Dataset entries
-.-.-
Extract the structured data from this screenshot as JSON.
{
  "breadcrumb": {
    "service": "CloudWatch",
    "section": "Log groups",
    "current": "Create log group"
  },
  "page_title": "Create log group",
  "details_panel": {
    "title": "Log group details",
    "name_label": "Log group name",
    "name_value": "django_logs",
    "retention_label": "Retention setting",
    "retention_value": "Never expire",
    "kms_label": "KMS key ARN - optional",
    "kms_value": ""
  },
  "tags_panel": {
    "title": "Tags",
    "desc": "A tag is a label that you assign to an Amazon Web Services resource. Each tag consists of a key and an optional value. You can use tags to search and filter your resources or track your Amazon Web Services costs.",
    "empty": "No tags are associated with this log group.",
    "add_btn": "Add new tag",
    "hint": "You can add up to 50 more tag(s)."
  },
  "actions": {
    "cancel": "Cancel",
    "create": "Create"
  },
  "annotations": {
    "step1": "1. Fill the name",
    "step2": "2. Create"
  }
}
-.-.-
WHAT THE TASK REQUIRES: Scan the material and collect every line that contains "Create".

OUTPUT BELOW:
    "current": "Create log group"
  "page_title": "Create log group",
    "create": "Create"
    "step2": "2. Create"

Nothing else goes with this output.